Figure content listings
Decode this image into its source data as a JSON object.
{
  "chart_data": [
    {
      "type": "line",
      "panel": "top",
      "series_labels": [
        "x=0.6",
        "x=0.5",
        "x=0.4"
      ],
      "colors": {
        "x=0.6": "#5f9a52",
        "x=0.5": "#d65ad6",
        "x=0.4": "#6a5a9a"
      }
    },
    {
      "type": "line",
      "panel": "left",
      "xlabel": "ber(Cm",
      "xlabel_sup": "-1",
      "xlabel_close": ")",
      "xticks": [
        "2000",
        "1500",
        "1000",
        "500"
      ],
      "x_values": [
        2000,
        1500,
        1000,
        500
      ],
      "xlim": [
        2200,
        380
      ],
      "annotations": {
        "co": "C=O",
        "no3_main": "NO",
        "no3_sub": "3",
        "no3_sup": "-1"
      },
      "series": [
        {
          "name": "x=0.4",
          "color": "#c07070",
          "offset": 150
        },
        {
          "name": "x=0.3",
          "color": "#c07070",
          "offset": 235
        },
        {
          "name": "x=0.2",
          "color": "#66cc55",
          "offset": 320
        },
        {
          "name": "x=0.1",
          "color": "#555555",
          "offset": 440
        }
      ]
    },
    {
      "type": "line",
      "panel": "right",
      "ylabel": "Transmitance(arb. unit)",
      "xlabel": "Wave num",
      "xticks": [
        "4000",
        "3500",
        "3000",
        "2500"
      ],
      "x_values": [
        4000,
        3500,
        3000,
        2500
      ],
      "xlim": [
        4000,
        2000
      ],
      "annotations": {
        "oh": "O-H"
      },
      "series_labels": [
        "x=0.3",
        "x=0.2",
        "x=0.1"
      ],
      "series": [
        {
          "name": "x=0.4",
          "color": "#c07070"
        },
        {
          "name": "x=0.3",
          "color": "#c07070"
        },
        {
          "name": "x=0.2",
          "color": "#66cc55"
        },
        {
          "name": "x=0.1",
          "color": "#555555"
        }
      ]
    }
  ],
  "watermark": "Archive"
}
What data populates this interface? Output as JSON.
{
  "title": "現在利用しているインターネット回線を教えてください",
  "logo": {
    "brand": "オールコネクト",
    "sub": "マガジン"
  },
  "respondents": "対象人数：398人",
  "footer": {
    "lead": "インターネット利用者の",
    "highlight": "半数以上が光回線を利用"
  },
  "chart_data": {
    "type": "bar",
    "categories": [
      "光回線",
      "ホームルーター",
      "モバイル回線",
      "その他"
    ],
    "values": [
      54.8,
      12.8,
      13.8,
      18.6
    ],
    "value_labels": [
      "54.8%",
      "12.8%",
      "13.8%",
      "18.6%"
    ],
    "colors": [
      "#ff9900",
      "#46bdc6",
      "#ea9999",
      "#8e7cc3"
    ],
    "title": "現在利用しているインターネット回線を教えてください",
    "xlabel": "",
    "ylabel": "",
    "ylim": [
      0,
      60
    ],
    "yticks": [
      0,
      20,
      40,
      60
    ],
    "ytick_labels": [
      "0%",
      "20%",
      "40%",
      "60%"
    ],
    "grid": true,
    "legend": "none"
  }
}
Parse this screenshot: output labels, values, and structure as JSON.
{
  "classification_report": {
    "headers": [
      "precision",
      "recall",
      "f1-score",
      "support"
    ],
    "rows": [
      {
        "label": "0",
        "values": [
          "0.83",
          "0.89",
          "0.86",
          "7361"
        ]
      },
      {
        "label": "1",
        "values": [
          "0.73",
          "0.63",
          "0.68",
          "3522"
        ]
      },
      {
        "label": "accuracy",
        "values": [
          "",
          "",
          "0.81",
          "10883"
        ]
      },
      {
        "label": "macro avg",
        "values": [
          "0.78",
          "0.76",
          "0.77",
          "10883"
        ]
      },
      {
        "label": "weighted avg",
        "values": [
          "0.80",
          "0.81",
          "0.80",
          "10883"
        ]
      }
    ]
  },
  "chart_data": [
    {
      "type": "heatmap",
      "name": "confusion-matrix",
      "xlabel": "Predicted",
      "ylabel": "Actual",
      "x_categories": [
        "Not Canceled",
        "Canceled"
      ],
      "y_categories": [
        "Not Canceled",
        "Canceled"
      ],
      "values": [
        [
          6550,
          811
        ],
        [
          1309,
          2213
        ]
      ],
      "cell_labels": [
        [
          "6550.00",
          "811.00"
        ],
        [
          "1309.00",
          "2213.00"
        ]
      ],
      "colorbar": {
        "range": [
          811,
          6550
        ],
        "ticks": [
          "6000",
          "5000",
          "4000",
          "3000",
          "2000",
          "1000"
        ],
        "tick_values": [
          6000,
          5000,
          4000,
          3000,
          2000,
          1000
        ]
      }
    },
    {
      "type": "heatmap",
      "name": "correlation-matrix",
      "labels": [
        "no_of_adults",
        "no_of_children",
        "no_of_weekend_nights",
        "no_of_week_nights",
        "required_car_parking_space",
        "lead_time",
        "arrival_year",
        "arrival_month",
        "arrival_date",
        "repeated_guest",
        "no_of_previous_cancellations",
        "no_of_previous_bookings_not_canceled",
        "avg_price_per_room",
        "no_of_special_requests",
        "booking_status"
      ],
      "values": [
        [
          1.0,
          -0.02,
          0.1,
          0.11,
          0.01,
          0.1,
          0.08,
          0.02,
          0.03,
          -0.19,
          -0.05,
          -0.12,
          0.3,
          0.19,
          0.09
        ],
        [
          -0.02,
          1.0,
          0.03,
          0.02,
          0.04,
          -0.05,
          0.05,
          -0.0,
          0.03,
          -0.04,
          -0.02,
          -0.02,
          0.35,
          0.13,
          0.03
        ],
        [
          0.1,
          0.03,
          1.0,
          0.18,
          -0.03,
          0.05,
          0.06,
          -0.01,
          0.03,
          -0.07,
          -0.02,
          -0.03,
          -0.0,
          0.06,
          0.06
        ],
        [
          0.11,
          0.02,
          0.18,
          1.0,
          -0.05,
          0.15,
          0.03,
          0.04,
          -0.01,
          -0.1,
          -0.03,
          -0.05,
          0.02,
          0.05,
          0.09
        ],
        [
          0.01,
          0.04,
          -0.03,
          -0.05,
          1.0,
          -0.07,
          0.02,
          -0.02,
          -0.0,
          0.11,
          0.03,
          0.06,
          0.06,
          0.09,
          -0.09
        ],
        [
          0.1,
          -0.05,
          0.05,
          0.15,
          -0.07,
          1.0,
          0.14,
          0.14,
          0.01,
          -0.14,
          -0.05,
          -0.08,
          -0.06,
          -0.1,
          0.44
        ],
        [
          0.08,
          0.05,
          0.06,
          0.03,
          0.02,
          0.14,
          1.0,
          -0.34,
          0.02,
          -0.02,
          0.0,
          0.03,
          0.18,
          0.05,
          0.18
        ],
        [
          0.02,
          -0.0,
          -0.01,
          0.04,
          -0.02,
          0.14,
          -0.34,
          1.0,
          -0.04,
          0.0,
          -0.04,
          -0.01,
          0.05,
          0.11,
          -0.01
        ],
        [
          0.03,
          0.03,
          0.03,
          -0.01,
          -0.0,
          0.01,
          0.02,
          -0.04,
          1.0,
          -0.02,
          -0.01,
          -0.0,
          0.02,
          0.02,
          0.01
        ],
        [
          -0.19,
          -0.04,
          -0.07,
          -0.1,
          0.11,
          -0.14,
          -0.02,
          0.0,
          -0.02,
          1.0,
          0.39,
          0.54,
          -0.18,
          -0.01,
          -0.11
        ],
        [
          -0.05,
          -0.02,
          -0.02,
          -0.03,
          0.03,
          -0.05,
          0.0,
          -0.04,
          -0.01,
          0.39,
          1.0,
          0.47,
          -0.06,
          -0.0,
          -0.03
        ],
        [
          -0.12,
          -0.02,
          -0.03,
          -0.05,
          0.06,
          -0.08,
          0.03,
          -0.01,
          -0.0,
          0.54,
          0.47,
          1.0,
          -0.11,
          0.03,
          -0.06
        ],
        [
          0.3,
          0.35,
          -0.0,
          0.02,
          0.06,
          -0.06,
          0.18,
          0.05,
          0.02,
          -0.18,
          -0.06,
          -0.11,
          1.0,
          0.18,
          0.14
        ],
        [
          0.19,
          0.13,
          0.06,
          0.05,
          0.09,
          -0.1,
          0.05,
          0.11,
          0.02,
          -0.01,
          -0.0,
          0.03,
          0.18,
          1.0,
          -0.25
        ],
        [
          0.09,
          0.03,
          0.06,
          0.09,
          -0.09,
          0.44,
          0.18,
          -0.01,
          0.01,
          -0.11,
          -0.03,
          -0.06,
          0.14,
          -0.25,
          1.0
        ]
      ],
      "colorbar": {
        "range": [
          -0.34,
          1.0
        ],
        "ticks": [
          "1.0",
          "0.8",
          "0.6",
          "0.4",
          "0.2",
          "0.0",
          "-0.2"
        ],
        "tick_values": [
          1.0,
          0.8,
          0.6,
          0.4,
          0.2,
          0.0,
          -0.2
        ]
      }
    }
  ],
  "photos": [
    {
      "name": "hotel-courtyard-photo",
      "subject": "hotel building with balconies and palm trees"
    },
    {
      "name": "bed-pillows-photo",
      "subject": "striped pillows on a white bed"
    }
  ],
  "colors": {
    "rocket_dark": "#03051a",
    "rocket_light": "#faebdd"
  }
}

Requirements: How many lines in the listing contain "hotel"? Answer with the number alone.

Reply: 2